▶ LISTA DE TAREAS:
A. ¿Concuerdan con el texto sobre Umberto Eco las afirmaciones siguientes? Contesta sí o no a cada una y cita las palabras del texto que lo deciden.
(i) Eco se doctoró en Filosofía en la Universidad de Bolonia.
(ii) "El nombre de la rosa" apareció en 1980.
(iii) Eco dio en Forli, en febrero de 1999, una disertación sobre la narrativa posmoderna.
B. Devuelve el fragmento del texto sobre Umberto Eco que empieza con las palabras que contienen "Voy a detenerme" y termina con "misma estrategia textual.".

▶ FUENTE:
────────────────────
29 de octubre de 2011

Sobre la novela (25). Umberto Eco y la ironía intertextual

El semiólogo y escritor italiano Umberto Eco (1932) se doctoró en Filosofía en la Universidad de Turín con su tesis "Il problema estetico in San Tommaso" (El problema estético en Santo Tomás). Después de trabajar varios años para la RAI (Radio Audizione Italiana), comenzó su carrera docente en diversas universidades, en Turín primero, para hacerlo luego en Milán, Florencia y Bolonia, enseñando Estética, Comunicación Visual y Semiótica. Su gusto por la filosofía tomista y la cultura medieval está presente prácticamente en toda su obra, y se manifiesta de manera explícita en su primer novela "Il nome della rosa" (El nombre de la rosa) aparecida en 1980 y convertida rápidamente en un gran suceso editorial. A ésta le siguieron "Il pendolo di Foucault" (El péndulo de Foucault), "L'isola del giorno prima" (La isla del día de antes), "Baudolino", "La misteriosa fiamma della regina Loana" (La misteriosa llama de la reina Loana) e "Il cimitero di Praga" (El cementerio de Praga), con disímiles grados de aceptación tanto de parte de la crítica como del público lector. Eco es, además, autor de una extensa obra ensayística que abarca principalmente las áreas de la semiótica, la lingüística, la estética, la sociología, la poética de vanguardia, la comunicación de masas y la moralidad. Entre sus numerosos libros, traducidos muchos de ellos a las principales lenguas del mundo, se destacan "Opera aperta" (Obra abierta), "Apocalittici e integrati" (Apocalípticos e integrados), "La struttura assente" (La estructura ausente), "Trattato di semiótica generale" (Tratado de semiótica general), "Semiótica e filosofia del linguaggio" (Semiótica y filosofía del lenguaje), "I limiti dell'interpretazione" (Los límites de la interpretación), "La ricerca de la lingua perfecta" (La búsqueda de la lengua perfecta), "La definizione dell'arte" (La definicion del arte), "Il superuomo di massa" (El superhombre de masas) y "Cinque scritti morali" (Cinco escritos morales). Umberto Eco, quien dice ser un filósofo "porque la semiótica es la única forma de filosofía posible en este momento, todo el resto es literatura", es un habitual conferencista. En febrero de 1999 pronunció una disertación sobre la narrativa posmoderna en Forli, ciudad de la región de Emilia-Romaña al noreste italiano, cuyos tramos más significativos se reproducen a continuación.

IRONIA INTERTEXTUAL Y NIVELES DE LECTURA

Voy a detenerme en algunas características de la narrativa denominada posmoderna que algunos críticos y teóricos de la literatura han encontrado presentes en mi narrativa. Estas características son la metanarratividad, el dialogismo (en el sentido bajtiniano de que los textos se hablan entre sí), la doble codificación y la ironía intertextual. Aunque yo no sepa todavía qué es exactamente el posmodernismo, debo admitir que las características recién citadas están en mis novelas. Ahora bien, quisiera distinguirlas, porque no es raro que se las considere como cuatro aspectos de la misma estrategia textual.
────────────────────
▶ DATOS BRUTOS:

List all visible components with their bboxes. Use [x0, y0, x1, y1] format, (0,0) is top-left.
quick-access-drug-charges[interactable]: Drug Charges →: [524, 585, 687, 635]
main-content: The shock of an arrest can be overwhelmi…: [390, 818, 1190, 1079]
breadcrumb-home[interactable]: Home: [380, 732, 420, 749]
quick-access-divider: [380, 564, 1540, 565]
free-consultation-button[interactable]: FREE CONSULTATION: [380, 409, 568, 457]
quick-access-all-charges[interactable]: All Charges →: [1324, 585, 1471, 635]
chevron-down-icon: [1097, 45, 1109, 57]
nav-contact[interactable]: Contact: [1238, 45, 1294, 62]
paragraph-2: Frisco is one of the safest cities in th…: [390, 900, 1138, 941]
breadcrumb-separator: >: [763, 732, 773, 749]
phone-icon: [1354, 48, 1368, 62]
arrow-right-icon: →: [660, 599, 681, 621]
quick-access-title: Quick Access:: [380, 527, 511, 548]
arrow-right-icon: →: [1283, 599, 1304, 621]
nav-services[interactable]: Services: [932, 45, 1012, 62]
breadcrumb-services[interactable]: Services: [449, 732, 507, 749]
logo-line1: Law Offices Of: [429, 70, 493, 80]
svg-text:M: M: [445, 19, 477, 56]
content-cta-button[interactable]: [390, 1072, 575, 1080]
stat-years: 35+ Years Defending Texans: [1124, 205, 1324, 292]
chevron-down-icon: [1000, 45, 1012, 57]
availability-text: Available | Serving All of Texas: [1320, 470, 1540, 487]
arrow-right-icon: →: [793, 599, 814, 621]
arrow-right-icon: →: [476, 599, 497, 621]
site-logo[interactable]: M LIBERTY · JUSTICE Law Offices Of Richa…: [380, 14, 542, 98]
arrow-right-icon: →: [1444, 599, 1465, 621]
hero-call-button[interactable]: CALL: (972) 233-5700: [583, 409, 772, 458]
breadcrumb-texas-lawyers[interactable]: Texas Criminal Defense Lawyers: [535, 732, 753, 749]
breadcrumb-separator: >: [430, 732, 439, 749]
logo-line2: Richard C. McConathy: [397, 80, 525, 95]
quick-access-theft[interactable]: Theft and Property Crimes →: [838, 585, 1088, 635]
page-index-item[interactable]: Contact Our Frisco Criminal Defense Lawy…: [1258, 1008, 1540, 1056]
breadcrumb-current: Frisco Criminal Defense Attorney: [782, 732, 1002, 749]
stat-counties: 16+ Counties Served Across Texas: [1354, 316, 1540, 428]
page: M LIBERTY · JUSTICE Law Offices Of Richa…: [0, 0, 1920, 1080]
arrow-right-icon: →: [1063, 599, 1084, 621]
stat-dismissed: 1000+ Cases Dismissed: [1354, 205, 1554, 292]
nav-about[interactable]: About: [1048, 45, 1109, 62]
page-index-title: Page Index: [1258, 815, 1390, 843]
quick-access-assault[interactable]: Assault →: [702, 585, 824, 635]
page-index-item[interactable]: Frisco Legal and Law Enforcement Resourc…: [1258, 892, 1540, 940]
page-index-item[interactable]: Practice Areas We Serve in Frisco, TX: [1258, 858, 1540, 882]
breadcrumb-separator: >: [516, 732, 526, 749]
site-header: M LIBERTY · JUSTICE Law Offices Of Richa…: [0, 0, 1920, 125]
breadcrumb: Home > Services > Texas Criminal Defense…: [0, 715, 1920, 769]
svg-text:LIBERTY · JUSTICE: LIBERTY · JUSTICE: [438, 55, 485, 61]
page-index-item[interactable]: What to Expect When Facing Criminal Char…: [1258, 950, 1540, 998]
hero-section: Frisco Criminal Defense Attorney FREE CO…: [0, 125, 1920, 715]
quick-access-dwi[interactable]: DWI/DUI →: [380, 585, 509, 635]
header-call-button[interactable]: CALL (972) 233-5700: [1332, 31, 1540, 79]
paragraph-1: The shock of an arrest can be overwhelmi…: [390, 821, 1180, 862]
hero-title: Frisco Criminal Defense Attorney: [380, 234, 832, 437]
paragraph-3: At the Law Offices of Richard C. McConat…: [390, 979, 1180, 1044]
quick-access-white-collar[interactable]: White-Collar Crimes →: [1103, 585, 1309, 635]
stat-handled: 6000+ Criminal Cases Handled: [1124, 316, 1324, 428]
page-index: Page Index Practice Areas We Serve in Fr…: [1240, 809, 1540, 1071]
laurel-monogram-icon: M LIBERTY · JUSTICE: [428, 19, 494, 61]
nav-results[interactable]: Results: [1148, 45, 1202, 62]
────────────────────
▶ RESPUESTAS ESPERADAS:
A.
(i) No: "se doctoró en Filosofía en la Universidad de Turín".
(ii) Sí: "aparecida en 1980".
(iii) Sí: "En febrero de 1999 pronunció una disertación sobre la narrativa posmoderna en Forli".

B.
Voy a detenerme en algunas características de la narrativa denominada posmoderna que algunos críticos y teóricos de la literatura han encontrado presentes en mi narrativa. Estas características son la metanarratividad, el dialogismo (en el sentido bajtiniano de que los textos se hablan entre sí), la doble codificación y la ironía intertextual. Aunque yo no sepa todavía qué es exactamente el posmodernismo, debo admitir que las características recién citadas están en mis novelas. Ahora bien, quisiera distinguirlas, porque no es raro que se las considere como cuatro aspectos de la misma estrategia textual.